> [Task statement]
Write out the whole listing, matching it exactly.

** Begin Data provided **

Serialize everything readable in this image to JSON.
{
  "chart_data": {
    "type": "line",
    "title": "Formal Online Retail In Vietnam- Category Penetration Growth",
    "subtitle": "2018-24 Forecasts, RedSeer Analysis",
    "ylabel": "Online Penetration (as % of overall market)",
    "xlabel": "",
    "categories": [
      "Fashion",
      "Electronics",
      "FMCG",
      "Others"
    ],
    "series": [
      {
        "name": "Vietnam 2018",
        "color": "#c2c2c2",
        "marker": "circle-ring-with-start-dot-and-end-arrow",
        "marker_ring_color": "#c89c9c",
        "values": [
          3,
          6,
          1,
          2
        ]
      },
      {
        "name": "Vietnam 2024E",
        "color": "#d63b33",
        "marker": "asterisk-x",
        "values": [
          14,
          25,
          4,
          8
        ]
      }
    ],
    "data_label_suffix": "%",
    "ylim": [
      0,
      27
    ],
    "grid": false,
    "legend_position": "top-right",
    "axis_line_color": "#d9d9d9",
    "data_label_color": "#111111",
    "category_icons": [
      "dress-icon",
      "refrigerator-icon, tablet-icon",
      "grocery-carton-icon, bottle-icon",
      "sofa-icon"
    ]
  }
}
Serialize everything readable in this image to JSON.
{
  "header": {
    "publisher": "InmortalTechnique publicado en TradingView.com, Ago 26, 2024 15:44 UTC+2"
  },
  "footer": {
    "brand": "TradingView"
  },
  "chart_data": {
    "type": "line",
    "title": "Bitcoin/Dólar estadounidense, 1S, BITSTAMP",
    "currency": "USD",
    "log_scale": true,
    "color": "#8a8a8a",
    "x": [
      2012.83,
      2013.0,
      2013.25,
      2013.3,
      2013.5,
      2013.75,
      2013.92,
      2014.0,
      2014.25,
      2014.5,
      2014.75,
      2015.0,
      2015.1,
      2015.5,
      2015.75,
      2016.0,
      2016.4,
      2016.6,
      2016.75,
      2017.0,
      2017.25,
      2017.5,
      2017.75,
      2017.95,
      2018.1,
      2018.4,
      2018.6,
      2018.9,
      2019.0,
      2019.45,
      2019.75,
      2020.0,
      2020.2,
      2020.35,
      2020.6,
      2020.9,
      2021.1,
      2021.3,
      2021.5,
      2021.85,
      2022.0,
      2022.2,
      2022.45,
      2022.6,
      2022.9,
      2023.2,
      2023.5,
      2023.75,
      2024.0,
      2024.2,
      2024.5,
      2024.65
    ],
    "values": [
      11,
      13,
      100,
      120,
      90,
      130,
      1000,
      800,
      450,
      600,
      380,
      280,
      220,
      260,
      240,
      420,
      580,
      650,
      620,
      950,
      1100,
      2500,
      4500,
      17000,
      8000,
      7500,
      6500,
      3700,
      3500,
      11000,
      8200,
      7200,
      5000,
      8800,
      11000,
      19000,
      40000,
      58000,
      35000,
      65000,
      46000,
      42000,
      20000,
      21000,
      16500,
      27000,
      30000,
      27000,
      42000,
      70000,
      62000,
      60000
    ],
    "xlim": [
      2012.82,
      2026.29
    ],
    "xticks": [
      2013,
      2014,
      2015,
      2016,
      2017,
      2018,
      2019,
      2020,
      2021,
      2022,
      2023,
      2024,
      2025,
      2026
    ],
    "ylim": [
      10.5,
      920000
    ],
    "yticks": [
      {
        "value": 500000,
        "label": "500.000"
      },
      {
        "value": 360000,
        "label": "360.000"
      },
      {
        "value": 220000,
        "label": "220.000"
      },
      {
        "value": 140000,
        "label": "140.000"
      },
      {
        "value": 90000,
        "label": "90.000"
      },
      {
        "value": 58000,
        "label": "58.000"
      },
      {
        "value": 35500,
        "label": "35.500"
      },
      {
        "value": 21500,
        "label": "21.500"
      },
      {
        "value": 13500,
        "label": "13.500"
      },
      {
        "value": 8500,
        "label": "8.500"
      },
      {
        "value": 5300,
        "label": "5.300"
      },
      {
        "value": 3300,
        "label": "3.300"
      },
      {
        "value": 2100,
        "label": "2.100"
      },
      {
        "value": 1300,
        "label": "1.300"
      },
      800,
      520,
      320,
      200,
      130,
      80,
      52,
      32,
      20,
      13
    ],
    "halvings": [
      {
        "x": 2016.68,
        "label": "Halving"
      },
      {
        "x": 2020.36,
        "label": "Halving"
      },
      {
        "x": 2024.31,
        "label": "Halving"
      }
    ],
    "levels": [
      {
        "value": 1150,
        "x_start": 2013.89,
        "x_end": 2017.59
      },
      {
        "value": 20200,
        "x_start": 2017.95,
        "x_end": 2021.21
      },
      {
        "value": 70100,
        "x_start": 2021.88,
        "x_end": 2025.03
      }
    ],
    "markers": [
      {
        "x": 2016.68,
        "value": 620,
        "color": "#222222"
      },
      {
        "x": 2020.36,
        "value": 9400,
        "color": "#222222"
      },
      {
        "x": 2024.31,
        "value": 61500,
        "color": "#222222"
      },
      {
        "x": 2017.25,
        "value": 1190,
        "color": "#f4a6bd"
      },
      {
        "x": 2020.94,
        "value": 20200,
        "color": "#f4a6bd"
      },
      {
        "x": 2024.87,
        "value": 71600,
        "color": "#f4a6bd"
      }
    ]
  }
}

** End Data provided **

> [Answer to the task]
Serialize everything readable in this image to JSON.
{
  "chart_data": {
    "type": "line",
    "title": "Formal Online Retail In Vietnam- Category Penetration Growth",
    "subtitle": "2018-24 Forecasts, RedSeer Analysis",
    "ylabel": "Online Penetration (as % of overall market)",
    "xlabel": "",
    "categories": [
      "Fashion",
      "Electronics",
      "FMCG",
      "Others"
    ],
    "series": [
      {
        "name": "Vietnam 2018",
        "color": "#c2c2c2",
        "marker": "circle-ring-with-start-dot-and-end-arrow",
        "marker_ring_color": "#c89c9c",
        "values": [
          3,
          6,
          1,
          2
        ]
      },
      {
        "name": "Vietnam 2024E",
        "color": "#d63b33",
        "marker": "asterisk-x",
        "values": [
          14,
          25,
          4,
          8
        ]
      }
    ],
    "data_label_suffix": "%",
    "ylim": [
      0,
      27
    ],
    "grid": false,
    "legend_position": "top-right",
    "axis_line_color": "#d9d9d9",
    "data_label_color": "#111111",
    "category_icons": [
      "dress-icon",
      "refrigerator-icon, tablet-icon",
      "grocery-carton-icon, bottle-icon",
      "sofa-icon"
    ]
  }
}
Serialize everything readable in this image to JSON.
{
  "header": {
    "publisher": "InmortalTechnique publicado en TradingView.com, Ago 26, 2024 15:44 UTC+2"
  },
  "footer": {
    "brand": "TradingView"
  },
  "chart_data": {
    "type": "line",
    "title": "Bitcoin/Dólar estadounidense, 1S, BITSTAMP",
    "currency": "USD",
    "log_scale": true,
    "color": "#8a8a8a",
    "x": [
      2012.83,
      2013.0,
      2013.25,
      2013.3,
      2013.5,
      2013.75,
      2013.92,
      2014.0,
      2014.25,
      2014.5,
      2014.75,
      2015.0,
      2015.1,
      2015.5,
      2015.75,
      2016.0,
      2016.4,
      2016.6,
      2016.75,
      2017.0,
      2017.25,
      2017.5,
      2017.75,
      2017.95,
      2018.1,
      2018.4,
      2018.6,
      2018.9,
      2019.0,
      2019.45,
      2019.75,
      2020.0,
      2020.2,
      2020.35,
      2020.6,
      2020.9,
      2021.1,
      2021.3,
      2021.5,
      2021.85,
      2022.0,
      2022.2,
      2022.45,
      2022.6,
      2022.9,
      2023.2,
      2023.5,
      2023.75,
      2024.0,
      2024.2,
      2024.5,
      2024.65
    ],
    "values": [
      11,
      13,
      100,
      120,
      90,
      130,
      1000,
      800,
      450,
      600,
      380,
      280,
      220,
      260,
      240,
      420,
      580,
      650,
      620,
      950,
      1100,
      2500,
      4500,
      17000,
      8000,
      7500,
      6500,
      3700,
      3500,
      11000,
      8200,
      7200,
      5000,
      8800,
      11000,
      19000,
      40000,
      58000,
      35000,
      65000,
      46000,
      42000,
      20000,
      21000,
      16500,
      27000,
      30000,
      27000,
      42000,
      70000,
      62000,
      60000
    ],
    "xlim": [
      2012.82,
      2026.29
    ],
    "xticks": [
      2013,
      2014,
      2015,
      2016,
      2017,
      2018,
      2019,
      2020,
      2021,
      2022,
      2023,
      2024,
      2025,
      2026
    ],
    "ylim": [
      10.5,
      920000
    ],
    "yticks": [
      {
        "value": 500000,
        "label": "500.000"
      },
      {
        "value": 360000,
        "label": "360.000"
      },
      {
        "value": 220000,
        "label": "220.000"
      },
      {
        "value": 140000,
        "label": "140.000"
      },
      {
        "value": 90000,
        "label": "90.000"
      },
      {
        "value": 58000,
        "label": "58.000"
      },
      {
        "value": 35500,
        "label": "35.500"
      },
      {
        "value": 21500,
        "label": "21.500"
      },
      {
        "value": 13500,
        "label": "13.500"
      },
      {
        "value": 8500,
        "label": "8.500"
      },
      {
        "value": 5300,
        "label": "5.300"
      },
      {
        "value": 3300,
        "label": "3.300"
      },
      {
        "value": 2100,
        "label": "2.100"
      },
      {
        "value": 1300,
        "label": "1.300"
      },
      800,
      520,
      320,
      200,
      130,
      80,
      52,
      32,
      20,
      13
    ],
    "halvings": [
      {
        "x": 2016.68,
        "label": "Halving"
      },
      {
        "x": 2020.36,
        "label": "Halving"
      },
      {
        "x": 2024.31,
        "label": "Halving"
      }
    ],
    "levels": [
      {
        "value": 1150,
        "x_start": 2013.89,
        "x_end": 2017.59
      },
      {
        "value": 20200,
        "x_start": 2017.95,
        "x_end": 2021.21
      },
      {
        "value": 70100,
        "x_start": 2021.88,
        "x_end": 2025.03
      }
    ],
    "markers": [
      {
        "x": 2016.68,
        "value": 620,
        "color": "#222222"
      },
      {
        "x": 2020.36,
        "value": 9400,
        "color": "#222222"
      },
      {
        "x": 2024.31,
        "value": 61500,
        "color": "#222222"
      },
      {
        "x": 2017.25,
        "value": 1190,
        "color": "#f4a6bd"
      },
      {
        "x": 2020.94,
        "value": 20200,
        "color": "#f4a6bd"
      },
      {
        "x": 2024.87,
        "value": 71600,
        "color": "#f4a6bd"
      }
    ]
  }
}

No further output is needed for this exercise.